Dataset records
- - - - -

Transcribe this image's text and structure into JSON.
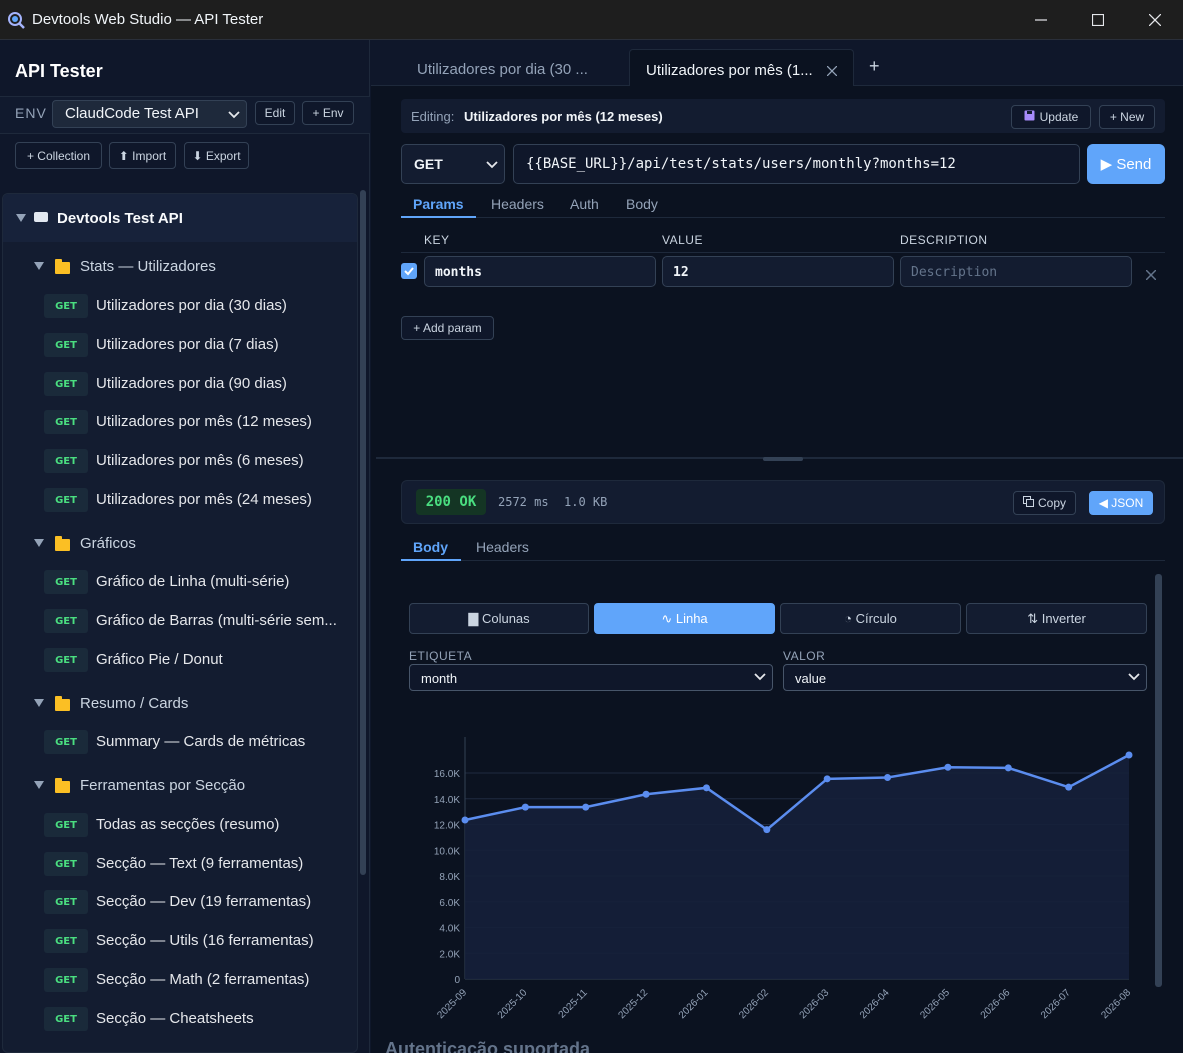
{
  "window": {
    "title": "Devtools Web Studio — API Tester",
    "controls": [
      "minimize-icon",
      "maximize-icon",
      "close-icon"
    ]
  },
  "sidebar": {
    "title": "API Tester",
    "env_label": "ENV",
    "env_selected": "ClaudCode Test API",
    "edit_label": "Edit",
    "add_env_label": "+ Env",
    "collection_label": "+ Collection",
    "import_label": "⬆ Import",
    "export_label": "⬇ Export",
    "root": "Devtools Test API",
    "groups": [
      {
        "name": "Stats — Utilizadores",
        "items": [
          {
            "method": "GET",
            "label": "Utilizadores por dia (30 dias)"
          },
          {
            "method": "GET",
            "label": "Utilizadores por dia (7 dias)"
          },
          {
            "method": "GET",
            "label": "Utilizadores por dia (90 dias)"
          },
          {
            "method": "GET",
            "label": "Utilizadores por mês (12 meses)"
          },
          {
            "method": "GET",
            "label": "Utilizadores por mês (6 meses)"
          },
          {
            "method": "GET",
            "label": "Utilizadores por mês (24 meses)"
          }
        ]
      },
      {
        "name": "Gráficos",
        "items": [
          {
            "method": "GET",
            "label": "Gráfico de Linha (multi-série)"
          },
          {
            "method": "GET",
            "label": "Gráfico de Barras (multi-série sem..."
          },
          {
            "method": "GET",
            "label": "Gráfico Pie / Donut"
          }
        ]
      },
      {
        "name": "Resumo / Cards",
        "items": [
          {
            "method": "GET",
            "label": "Summary — Cards de métricas"
          }
        ]
      },
      {
        "name": "Ferramentas por Secção",
        "items": [
          {
            "method": "GET",
            "label": "Todas as secções (resumo)"
          },
          {
            "method": "GET",
            "label": "Secção — Text (9 ferramentas)"
          },
          {
            "method": "GET",
            "label": "Secção — Dev (19 ferramentas)"
          },
          {
            "method": "GET",
            "label": "Secção — Utils (16 ferramentas)"
          },
          {
            "method": "GET",
            "label": "Secção — Math (2 ferramentas)"
          },
          {
            "method": "GET",
            "label": "Secção — Cheatsheets"
          }
        ]
      }
    ]
  },
  "tabs": {
    "items": [
      "Utilizadores por dia (30 ...",
      "Utilizadores por mês (1..."
    ],
    "active_index": 1,
    "add_label": "+"
  },
  "editing": {
    "label": "Editing:",
    "name": "Utilizadores por mês (12 meses)",
    "update_label": "Update",
    "new_label": "+ New"
  },
  "request": {
    "method": "GET",
    "url": "{{BASE_URL}}/api/test/stats/users/monthly?months=12",
    "send_label": "▶ Send",
    "subtabs": [
      "Params",
      "Headers",
      "Auth",
      "Body"
    ],
    "active_subtab": "Params"
  },
  "params": {
    "headers": [
      "KEY",
      "VALUE",
      "DESCRIPTION"
    ],
    "rows": [
      {
        "checked": true,
        "key": "months",
        "value": "12",
        "description": ""
      }
    ],
    "description_placeholder": "Description",
    "add_label": "+ Add param"
  },
  "response": {
    "status": "200 OK",
    "time": "2572 ms",
    "size": "1.0 KB",
    "copy_label": "Copy",
    "json_label": "◀ JSON",
    "subtabs": [
      "Body",
      "Headers"
    ],
    "active_subtab": "Body"
  },
  "viz": {
    "modes": [
      "▇ Colunas",
      "∿ Linha",
      "◔ Círculo",
      "⇅ Inverter"
    ],
    "active_mode": "∿ Linha",
    "label_field_title": "ETIQUETA",
    "label_field_value": "month",
    "value_field_title": "VALOR",
    "value_field_value": "value"
  },
  "chart_data": {
    "type": "area",
    "categories": [
      "2025-09",
      "2025-10",
      "2025-11",
      "2025-12",
      "2026-01",
      "2026-02",
      "2026-03",
      "2026-04",
      "2026-05",
      "2026-06",
      "2026-07",
      "2026-08"
    ],
    "values": [
      12350,
      13350,
      13350,
      14350,
      14850,
      11600,
      15550,
      15650,
      16450,
      16400,
      14900,
      17400
    ],
    "yticks": [
      "0",
      "2.0K",
      "4.0K",
      "6.0K",
      "8.0K",
      "10.0K",
      "12.0K",
      "14.0K",
      "16.0K"
    ],
    "ylim": [
      0,
      17400
    ],
    "color": "#5b8def",
    "grid": true
  },
  "footer_text": "Autenticação suportada"
}
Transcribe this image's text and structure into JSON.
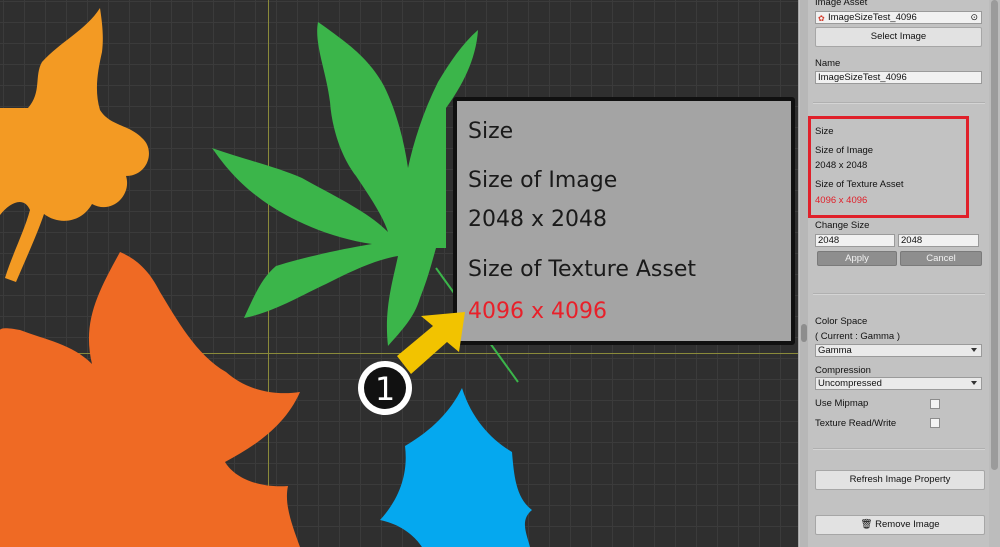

- - - - -

- _THE EXERCISE_: Where a line in the entries holds the word "série", copy that line.

- _FINAL RESULT_:
            "label": "Gráfico de Linha (multi-série)"
            "label": "Gráfico de Barras (multi-série sem..."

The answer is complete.